##### Task data

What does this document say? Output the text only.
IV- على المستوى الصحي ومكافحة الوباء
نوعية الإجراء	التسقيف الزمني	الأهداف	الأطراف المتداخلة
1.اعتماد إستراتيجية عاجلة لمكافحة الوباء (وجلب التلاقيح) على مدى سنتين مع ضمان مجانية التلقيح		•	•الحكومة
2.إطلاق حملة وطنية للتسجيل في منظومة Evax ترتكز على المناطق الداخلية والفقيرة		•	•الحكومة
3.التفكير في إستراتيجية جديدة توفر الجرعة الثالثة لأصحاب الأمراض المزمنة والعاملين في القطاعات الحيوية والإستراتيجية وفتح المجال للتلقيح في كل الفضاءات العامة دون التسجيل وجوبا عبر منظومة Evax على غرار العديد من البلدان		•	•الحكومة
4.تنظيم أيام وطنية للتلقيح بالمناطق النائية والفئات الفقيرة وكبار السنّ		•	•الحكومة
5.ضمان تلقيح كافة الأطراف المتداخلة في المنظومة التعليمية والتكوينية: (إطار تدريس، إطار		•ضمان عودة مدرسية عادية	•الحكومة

##########
##### Task data

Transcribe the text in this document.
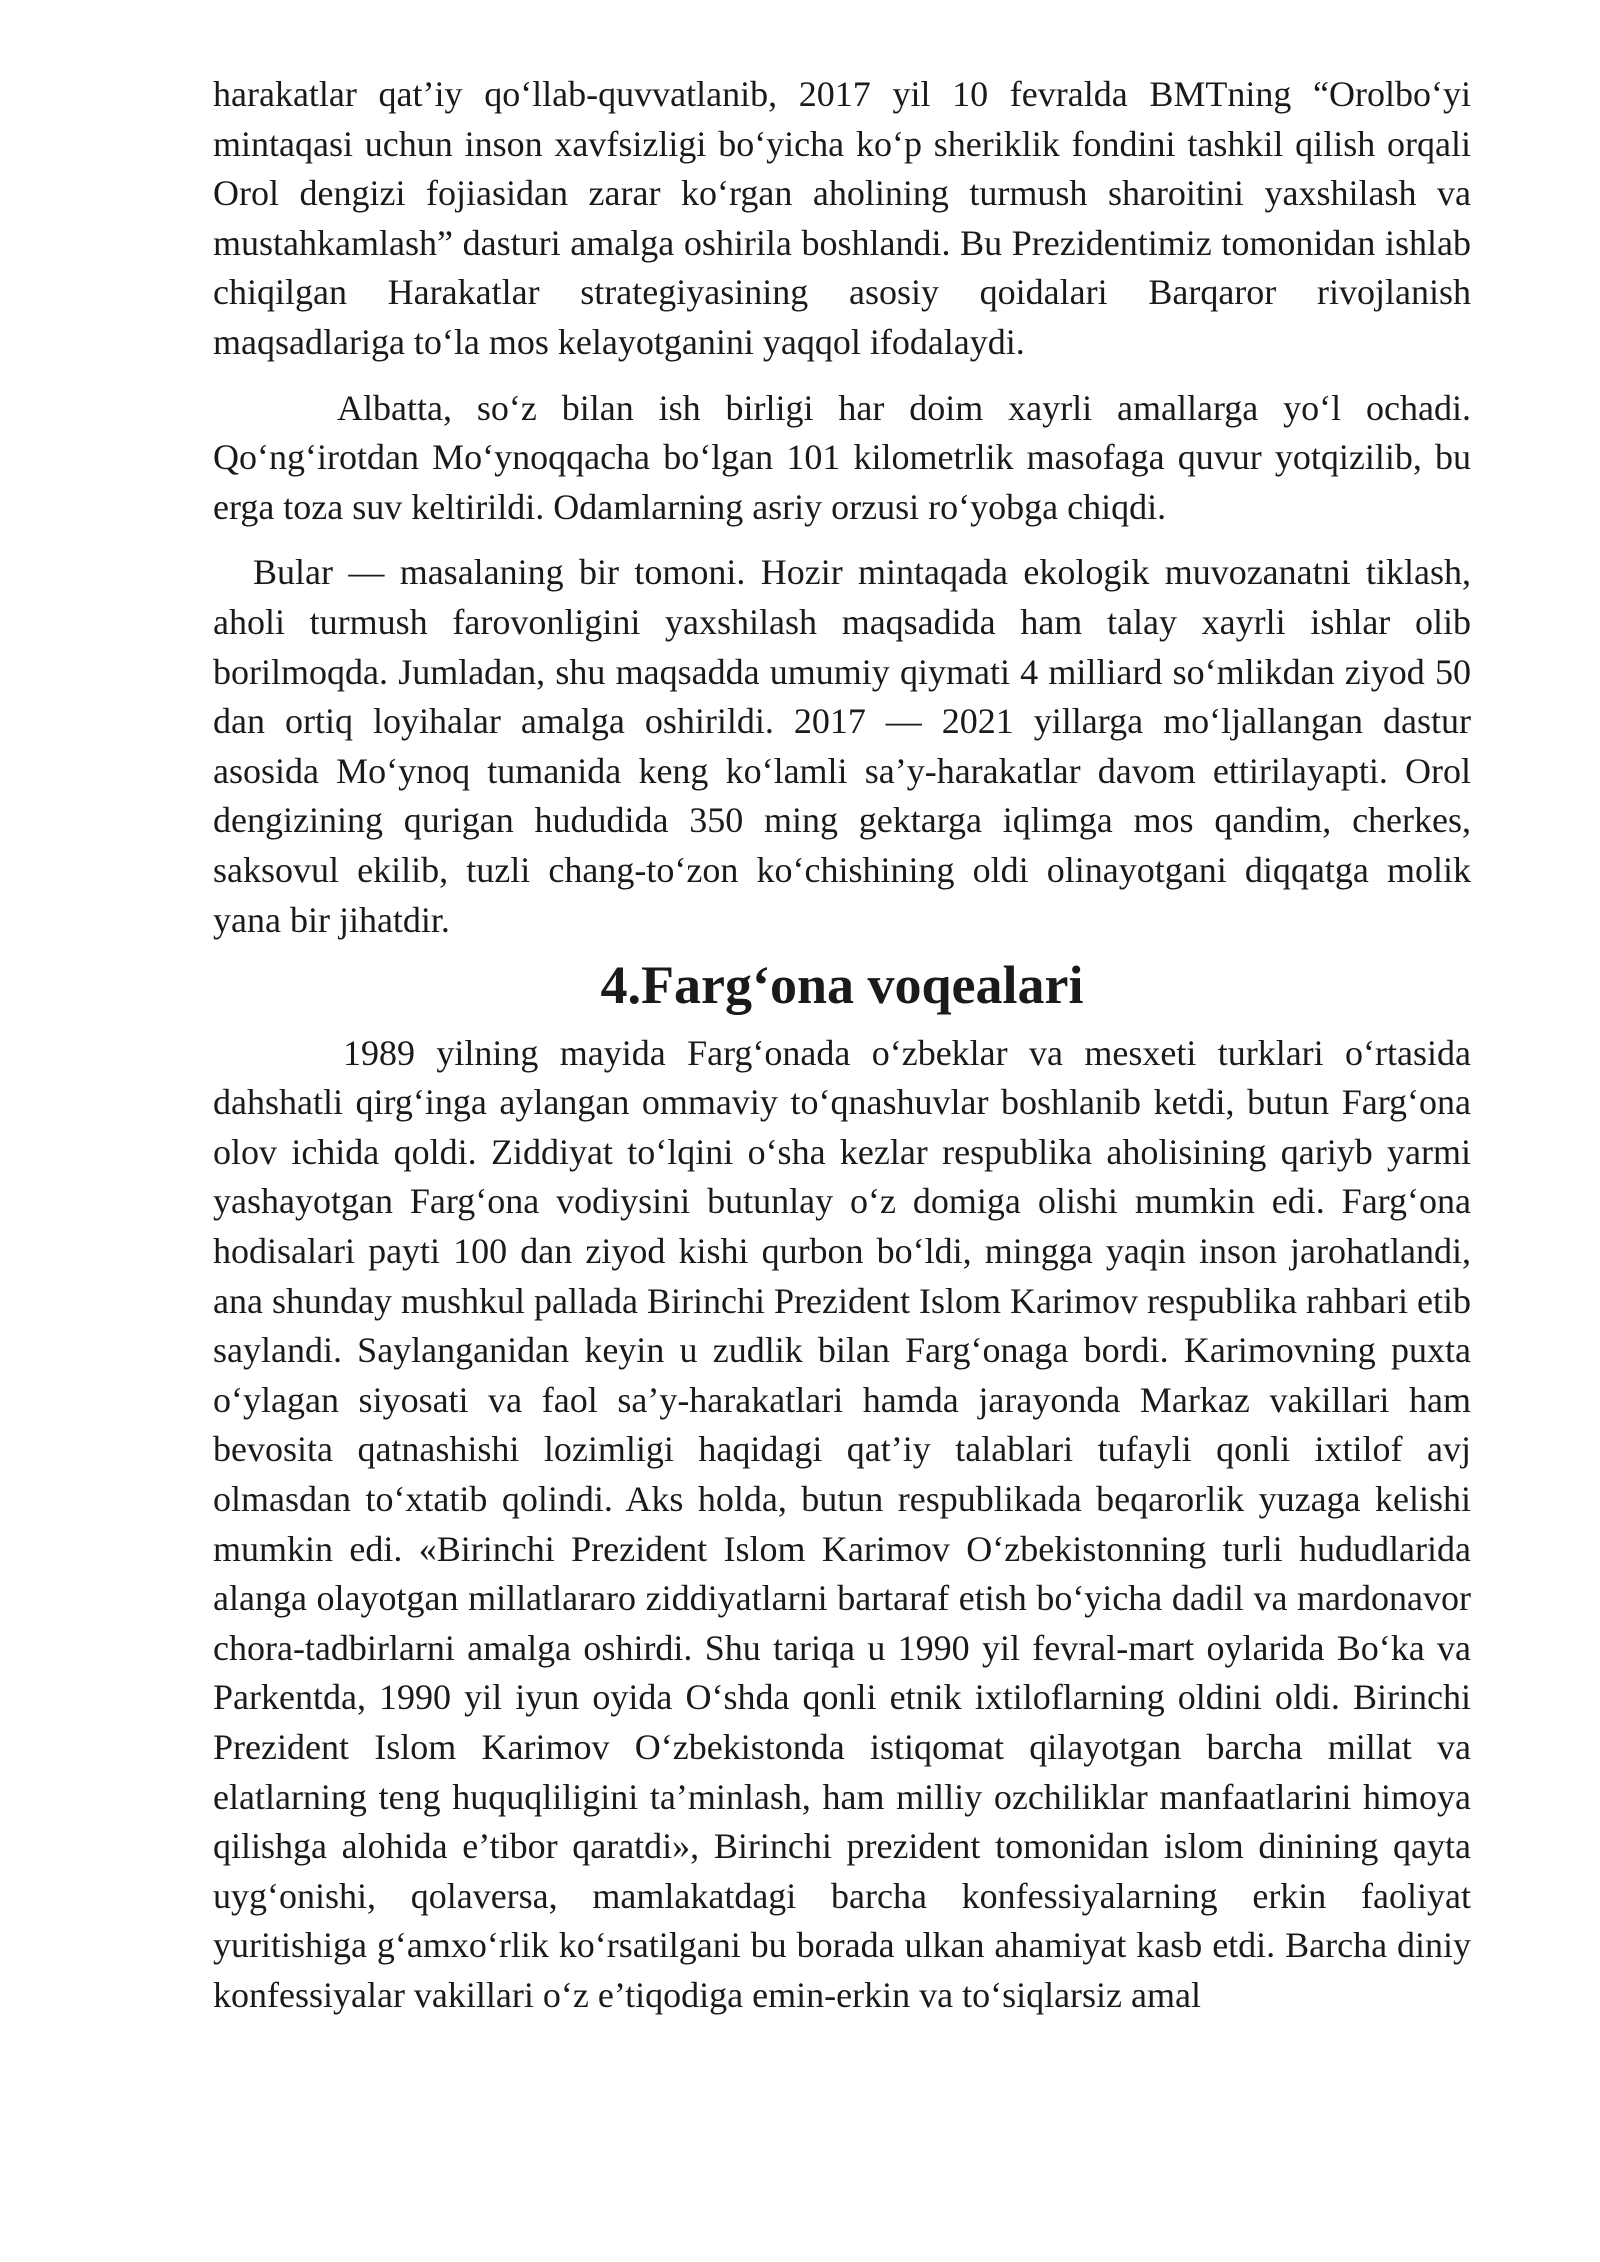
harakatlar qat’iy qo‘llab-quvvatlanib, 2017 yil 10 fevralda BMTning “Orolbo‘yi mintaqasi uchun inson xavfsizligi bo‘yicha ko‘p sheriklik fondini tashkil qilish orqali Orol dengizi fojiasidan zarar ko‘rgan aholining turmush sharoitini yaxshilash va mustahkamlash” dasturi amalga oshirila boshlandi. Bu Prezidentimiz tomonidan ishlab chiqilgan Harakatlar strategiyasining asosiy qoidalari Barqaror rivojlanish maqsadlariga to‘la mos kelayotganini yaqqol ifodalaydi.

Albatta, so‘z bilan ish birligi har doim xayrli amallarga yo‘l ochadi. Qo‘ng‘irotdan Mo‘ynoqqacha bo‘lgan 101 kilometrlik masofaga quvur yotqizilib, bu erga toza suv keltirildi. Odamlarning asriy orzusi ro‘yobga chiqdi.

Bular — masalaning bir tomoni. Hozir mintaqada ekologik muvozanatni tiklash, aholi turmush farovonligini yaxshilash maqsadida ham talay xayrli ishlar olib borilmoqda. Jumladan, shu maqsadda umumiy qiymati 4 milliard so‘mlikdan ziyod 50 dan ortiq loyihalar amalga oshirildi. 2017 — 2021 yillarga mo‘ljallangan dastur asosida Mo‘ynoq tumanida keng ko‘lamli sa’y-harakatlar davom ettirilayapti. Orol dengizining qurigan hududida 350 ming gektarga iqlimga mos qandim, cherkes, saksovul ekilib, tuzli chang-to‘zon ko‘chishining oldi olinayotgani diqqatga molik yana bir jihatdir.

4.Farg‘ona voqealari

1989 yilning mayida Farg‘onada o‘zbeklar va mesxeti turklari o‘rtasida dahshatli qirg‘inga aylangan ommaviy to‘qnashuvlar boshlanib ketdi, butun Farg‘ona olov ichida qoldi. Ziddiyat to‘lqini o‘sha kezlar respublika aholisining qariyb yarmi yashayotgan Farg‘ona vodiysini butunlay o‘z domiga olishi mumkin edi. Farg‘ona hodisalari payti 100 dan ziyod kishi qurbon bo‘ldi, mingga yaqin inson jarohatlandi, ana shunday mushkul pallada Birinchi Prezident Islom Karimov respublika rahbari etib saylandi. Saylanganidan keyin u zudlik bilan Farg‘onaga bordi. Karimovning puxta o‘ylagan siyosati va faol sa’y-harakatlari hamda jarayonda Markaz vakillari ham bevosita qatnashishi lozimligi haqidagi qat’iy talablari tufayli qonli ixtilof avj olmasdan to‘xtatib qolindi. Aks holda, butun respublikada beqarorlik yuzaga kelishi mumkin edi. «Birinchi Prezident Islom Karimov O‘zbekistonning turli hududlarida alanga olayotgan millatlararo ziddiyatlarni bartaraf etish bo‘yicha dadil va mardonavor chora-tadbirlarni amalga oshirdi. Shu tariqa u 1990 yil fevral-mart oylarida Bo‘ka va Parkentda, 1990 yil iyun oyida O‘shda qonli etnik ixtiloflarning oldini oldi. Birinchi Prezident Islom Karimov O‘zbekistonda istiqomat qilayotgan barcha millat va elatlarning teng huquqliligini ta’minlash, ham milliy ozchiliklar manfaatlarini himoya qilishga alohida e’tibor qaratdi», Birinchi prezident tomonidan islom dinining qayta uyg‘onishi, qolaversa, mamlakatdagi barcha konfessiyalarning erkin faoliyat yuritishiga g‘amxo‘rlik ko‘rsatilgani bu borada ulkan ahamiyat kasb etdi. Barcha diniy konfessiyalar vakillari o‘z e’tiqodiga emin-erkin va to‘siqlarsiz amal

##########
##### Task data

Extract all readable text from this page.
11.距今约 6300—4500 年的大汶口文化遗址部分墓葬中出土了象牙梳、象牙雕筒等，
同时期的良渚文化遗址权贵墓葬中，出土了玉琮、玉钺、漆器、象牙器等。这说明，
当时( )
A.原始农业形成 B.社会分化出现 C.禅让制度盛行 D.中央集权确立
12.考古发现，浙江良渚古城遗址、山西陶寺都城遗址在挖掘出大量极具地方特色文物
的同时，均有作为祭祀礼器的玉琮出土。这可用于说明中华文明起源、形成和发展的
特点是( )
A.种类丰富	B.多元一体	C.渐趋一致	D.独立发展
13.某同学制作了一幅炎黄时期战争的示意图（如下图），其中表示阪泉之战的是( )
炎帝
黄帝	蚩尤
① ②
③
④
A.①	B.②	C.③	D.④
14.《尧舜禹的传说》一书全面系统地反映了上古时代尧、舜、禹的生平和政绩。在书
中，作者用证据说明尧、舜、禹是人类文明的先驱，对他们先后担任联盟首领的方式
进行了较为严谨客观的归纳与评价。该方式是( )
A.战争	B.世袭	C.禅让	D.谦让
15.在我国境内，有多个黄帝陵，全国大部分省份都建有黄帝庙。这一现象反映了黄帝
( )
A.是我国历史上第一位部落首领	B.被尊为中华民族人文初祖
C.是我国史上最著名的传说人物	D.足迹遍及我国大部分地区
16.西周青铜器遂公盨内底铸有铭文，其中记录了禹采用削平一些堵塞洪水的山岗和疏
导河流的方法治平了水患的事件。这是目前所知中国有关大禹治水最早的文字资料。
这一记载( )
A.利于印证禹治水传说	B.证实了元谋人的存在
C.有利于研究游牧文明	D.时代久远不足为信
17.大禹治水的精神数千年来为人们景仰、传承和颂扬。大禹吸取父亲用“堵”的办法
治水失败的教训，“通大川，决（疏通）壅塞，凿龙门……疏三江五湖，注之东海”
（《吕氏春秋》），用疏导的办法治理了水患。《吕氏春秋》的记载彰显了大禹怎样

##########

Set problem: Pick out every line with the string "this" and copy it.

Exercise response:
What does this document say? Output the text only.
Transcribe the text in this document.
Extract all readable text from this page.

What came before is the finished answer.